____ Excerpted records

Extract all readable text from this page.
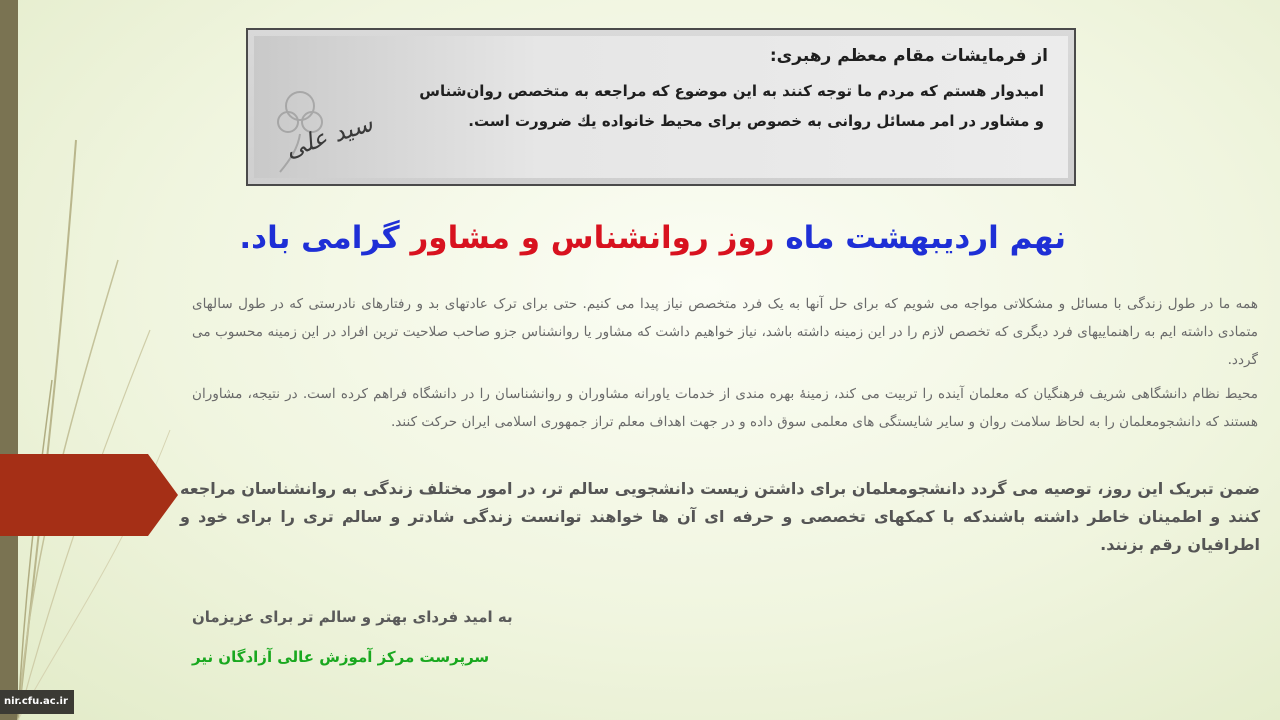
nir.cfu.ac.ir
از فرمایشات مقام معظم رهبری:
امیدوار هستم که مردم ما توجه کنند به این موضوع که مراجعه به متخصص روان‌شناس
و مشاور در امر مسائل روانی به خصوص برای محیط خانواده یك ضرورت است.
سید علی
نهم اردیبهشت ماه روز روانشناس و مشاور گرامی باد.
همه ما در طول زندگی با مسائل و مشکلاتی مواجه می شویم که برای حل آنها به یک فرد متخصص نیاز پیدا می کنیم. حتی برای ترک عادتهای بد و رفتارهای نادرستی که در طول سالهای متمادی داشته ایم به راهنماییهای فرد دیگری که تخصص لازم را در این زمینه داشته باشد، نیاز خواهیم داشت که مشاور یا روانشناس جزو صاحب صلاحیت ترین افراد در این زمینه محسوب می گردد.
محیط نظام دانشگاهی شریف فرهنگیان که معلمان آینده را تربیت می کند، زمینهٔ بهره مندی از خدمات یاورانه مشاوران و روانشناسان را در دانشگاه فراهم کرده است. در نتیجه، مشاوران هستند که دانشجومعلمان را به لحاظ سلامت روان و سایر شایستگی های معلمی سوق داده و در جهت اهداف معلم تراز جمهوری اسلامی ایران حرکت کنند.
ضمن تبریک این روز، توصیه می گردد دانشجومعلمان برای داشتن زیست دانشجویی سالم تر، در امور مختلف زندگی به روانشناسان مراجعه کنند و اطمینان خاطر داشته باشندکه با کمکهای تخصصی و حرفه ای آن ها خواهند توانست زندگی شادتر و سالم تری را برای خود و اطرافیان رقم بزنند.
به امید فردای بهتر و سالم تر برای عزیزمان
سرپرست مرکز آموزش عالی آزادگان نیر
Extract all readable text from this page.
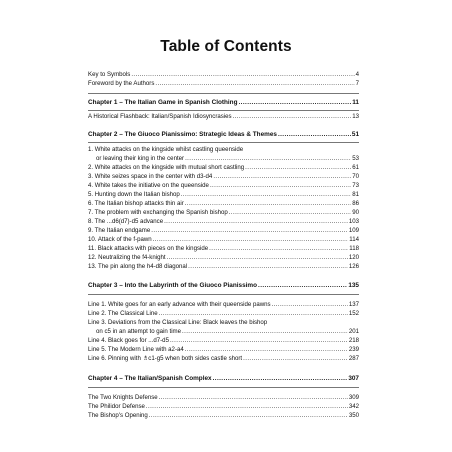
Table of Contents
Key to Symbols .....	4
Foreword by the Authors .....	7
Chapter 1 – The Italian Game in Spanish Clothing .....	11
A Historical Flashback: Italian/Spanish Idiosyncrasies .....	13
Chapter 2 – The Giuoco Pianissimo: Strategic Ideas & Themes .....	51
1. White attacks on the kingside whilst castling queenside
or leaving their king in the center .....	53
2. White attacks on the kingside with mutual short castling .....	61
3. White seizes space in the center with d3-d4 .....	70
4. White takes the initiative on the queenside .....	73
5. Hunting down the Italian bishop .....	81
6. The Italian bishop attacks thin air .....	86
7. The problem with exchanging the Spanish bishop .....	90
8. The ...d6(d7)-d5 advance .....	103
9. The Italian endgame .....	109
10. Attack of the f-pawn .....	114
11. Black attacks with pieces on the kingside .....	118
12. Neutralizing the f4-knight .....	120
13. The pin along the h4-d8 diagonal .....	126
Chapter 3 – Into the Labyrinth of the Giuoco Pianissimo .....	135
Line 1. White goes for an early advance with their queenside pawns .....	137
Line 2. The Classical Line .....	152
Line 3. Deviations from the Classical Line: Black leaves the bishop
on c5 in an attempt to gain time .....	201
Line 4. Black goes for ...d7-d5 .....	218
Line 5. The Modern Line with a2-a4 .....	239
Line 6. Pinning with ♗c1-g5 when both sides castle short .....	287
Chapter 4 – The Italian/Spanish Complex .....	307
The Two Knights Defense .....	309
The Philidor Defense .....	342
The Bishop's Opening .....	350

________
____ Excerpted records

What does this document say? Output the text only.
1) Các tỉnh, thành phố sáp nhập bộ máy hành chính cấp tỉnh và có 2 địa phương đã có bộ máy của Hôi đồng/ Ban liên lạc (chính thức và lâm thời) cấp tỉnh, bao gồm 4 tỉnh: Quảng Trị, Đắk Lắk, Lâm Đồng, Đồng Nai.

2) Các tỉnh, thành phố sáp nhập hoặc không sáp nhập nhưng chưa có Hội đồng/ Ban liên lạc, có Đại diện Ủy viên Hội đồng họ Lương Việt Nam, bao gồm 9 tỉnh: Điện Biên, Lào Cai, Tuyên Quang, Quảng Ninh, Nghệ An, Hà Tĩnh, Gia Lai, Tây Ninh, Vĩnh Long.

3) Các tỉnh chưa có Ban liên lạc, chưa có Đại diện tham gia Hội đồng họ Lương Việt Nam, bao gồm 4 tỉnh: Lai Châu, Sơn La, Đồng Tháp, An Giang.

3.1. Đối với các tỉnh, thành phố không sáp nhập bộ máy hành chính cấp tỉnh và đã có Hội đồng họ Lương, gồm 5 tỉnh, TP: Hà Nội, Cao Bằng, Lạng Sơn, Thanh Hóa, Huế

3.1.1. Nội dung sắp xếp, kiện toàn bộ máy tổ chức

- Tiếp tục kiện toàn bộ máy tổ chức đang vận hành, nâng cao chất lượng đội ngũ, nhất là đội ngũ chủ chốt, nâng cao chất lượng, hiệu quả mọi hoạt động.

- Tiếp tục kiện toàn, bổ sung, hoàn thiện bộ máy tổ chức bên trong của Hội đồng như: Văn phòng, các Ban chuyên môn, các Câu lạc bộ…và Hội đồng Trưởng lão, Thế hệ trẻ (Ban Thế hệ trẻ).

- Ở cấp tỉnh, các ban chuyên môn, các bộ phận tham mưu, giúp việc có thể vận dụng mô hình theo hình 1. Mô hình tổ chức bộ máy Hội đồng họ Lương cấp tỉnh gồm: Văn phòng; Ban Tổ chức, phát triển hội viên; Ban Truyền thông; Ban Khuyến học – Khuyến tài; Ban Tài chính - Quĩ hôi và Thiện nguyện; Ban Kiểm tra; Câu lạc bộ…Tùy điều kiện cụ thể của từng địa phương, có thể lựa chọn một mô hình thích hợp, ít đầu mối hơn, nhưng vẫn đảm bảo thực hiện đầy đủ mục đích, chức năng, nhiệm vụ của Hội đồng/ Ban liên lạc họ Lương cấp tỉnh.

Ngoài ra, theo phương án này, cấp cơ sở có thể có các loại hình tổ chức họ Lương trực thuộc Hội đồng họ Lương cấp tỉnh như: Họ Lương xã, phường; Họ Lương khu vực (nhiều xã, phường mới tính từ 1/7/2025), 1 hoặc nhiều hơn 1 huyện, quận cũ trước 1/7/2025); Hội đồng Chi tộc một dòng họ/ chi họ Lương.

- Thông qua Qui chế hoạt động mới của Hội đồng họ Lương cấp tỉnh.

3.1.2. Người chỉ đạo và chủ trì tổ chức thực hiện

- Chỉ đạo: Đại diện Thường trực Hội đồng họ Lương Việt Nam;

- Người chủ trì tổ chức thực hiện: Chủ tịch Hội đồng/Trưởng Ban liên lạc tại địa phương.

________

Among the records above, how many lines carry the string "داشته"? Reply with the number alone.

• _Response for this exercise_: 2